WORK ORDER: A complete answer includes every line below with the word "features".

[Data about app and page elements]
........
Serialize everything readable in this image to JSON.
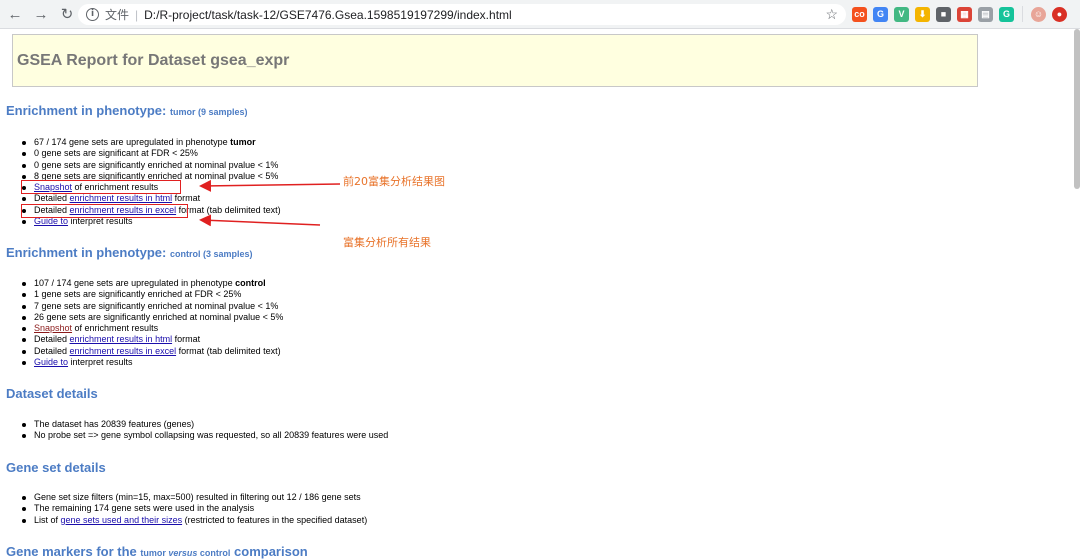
{
  "browser": {
    "address": {
      "scheme": "文件",
      "url": "D:/R-project/task/task-12/GSE7476.Gsea.1598519197299/index.html"
    },
    "nav": {
      "back": "←",
      "forward": "→",
      "reload": "↻",
      "star": "☆"
    },
    "extensions": [
      {
        "name": "ext-1",
        "label": "co",
        "color": "#f4511e"
      },
      {
        "name": "ext-translate",
        "label": "G",
        "color": "#4285f4"
      },
      {
        "name": "ext-vue",
        "label": "V",
        "color": "#42b883"
      },
      {
        "name": "ext-4",
        "label": "⬇",
        "color": "#f4b400"
      },
      {
        "name": "ext-bookmark",
        "label": "■",
        "color": "#5f6368"
      },
      {
        "name": "ext-palette",
        "label": "▦",
        "color": "#db4437"
      },
      {
        "name": "ext-doc",
        "label": "▤",
        "color": "#9aa0a6"
      },
      {
        "name": "ext-grammarly",
        "label": "G",
        "color": "#15c39a"
      },
      {
        "name": "ext-avatar",
        "label": "☺",
        "color": "#e8a598"
      },
      {
        "name": "ext-update",
        "label": "●",
        "color": "#d93025"
      }
    ]
  },
  "page_title": "GSEA Report for Dataset gsea_expr",
  "tumor_section": {
    "heading": "Enrichment in phenotype: ",
    "sub": "tumor (9 samples)",
    "items": {
      "upregulated_pre": "67 / 174 gene sets are upregulated in phenotype ",
      "upregulated_phen": "tumor",
      "fdr": "0 gene sets are significant at FDR < 25%",
      "nominal1": "0 gene sets are significantly enriched at nominal pvalue < 1%",
      "nominal5": "8 gene sets are significantly enriched at nominal pvalue < 5%",
      "snapshot_link": "Snapshot",
      "snapshot_rest": " of enrichment results",
      "html_pre": "Detailed ",
      "html_link": "enrichment results in html",
      "html_rest": " format",
      "excel_pre": "Detailed ",
      "excel_link": "enrichment results in excel",
      "excel_rest": " format (tab delimited text)",
      "guide_link": "Guide to",
      "guide_rest": " interpret results"
    }
  },
  "control_section": {
    "heading": "Enrichment in phenotype: ",
    "sub": "control (3 samples)",
    "items": {
      "upregulated_pre": "107 / 174 gene sets are upregulated in phenotype ",
      "upregulated_phen": "control",
      "fdr": "1 gene sets are significantly enriched at FDR < 25%",
      "nominal1": "7 gene sets are significantly enriched at nominal pvalue < 1%",
      "nominal5": "26 gene sets are significantly enriched at nominal pvalue < 5%",
      "snapshot_link": "Snapshot",
      "snapshot_rest": " of enrichment results",
      "html_pre": "Detailed ",
      "html_link": "enrichment results in html",
      "html_rest": " format",
      "excel_pre": "Detailed ",
      "excel_link": "enrichment results in excel",
      "excel_rest": " format (tab delimited text)",
      "guide_link": "Guide to",
      "guide_rest": " interpret results"
    }
  },
  "dataset_section": {
    "heading": "Dataset details",
    "items": [
      "The dataset has 20839 features (genes)",
      "No probe set => gene symbol collapsing was requested, so all 20839 features were used"
    ]
  },
  "geneset_section": {
    "heading": "Gene set details",
    "item1": "Gene set size filters (min=15, max=500) resulted in filtering out 12 / 186 gene sets",
    "item2": "The remaining 174 gene sets were used in the analysis",
    "item3_pre": "List of ",
    "item3_link": "gene sets used and their sizes",
    "item3_rest": " (restricted to features in the specified dataset)"
  },
  "markers_section": {
    "heading_pre": "Gene markers for the ",
    "sub_a": "tumor",
    "sub_versus": " versus ",
    "sub_b": "control",
    "heading_post": " comparison"
  },
  "annotations": {
    "top20": "前20富集分析结果图",
    "all_results": "富集分析所有结果"
  },
  "colors": {
    "heading_blue": "#4c7cc4",
    "title_bg": "#ffffe0",
    "annotation_red": "#e02020",
    "annotation_orange": "#e8732a"
  }
}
........
OUTPUT BELOW:
      "The dataset has 20839 features (genes)",
      "No probe set => gene symbol collapsing was requested, so all 20839 features were used"
    "item3_rest": " (restricted to features in the specified dataset)"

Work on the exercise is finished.